Begin Information shown

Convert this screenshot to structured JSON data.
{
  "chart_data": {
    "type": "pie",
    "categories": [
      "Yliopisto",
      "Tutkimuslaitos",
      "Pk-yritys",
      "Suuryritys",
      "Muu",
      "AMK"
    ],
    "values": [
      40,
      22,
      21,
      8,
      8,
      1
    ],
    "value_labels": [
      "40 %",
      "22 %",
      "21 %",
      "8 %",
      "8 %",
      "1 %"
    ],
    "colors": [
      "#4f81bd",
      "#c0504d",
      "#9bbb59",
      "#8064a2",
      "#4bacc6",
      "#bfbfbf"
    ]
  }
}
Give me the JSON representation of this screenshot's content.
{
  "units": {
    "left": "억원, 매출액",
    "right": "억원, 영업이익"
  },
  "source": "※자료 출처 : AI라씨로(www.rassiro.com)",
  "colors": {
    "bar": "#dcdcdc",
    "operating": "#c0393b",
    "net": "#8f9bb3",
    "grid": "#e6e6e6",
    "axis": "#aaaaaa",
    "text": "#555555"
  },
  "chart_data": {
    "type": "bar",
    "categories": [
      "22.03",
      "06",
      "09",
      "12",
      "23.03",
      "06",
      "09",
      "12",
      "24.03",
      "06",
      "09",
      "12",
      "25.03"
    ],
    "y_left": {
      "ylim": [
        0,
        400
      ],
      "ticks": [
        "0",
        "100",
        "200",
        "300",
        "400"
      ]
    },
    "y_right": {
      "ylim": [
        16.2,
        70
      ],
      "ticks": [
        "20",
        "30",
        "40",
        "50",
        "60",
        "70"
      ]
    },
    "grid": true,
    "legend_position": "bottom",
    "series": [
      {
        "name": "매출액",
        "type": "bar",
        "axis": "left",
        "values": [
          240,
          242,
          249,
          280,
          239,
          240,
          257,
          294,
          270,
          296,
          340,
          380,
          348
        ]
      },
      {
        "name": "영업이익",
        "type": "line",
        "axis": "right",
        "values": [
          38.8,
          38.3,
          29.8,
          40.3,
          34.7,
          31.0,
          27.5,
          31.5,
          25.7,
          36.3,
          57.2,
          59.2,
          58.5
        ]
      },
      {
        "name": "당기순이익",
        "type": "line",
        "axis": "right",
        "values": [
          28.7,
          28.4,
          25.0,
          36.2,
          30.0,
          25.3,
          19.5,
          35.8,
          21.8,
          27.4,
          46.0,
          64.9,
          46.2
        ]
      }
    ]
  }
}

End Information shown

**Instructions for the task:**
Which lines hold the string "axis"? Copy all of them from the data above.

**Result for this task:**
    "axis": "#aaaaaa",
        "axis": "left",
        "axis": "right",
        "axis": "right",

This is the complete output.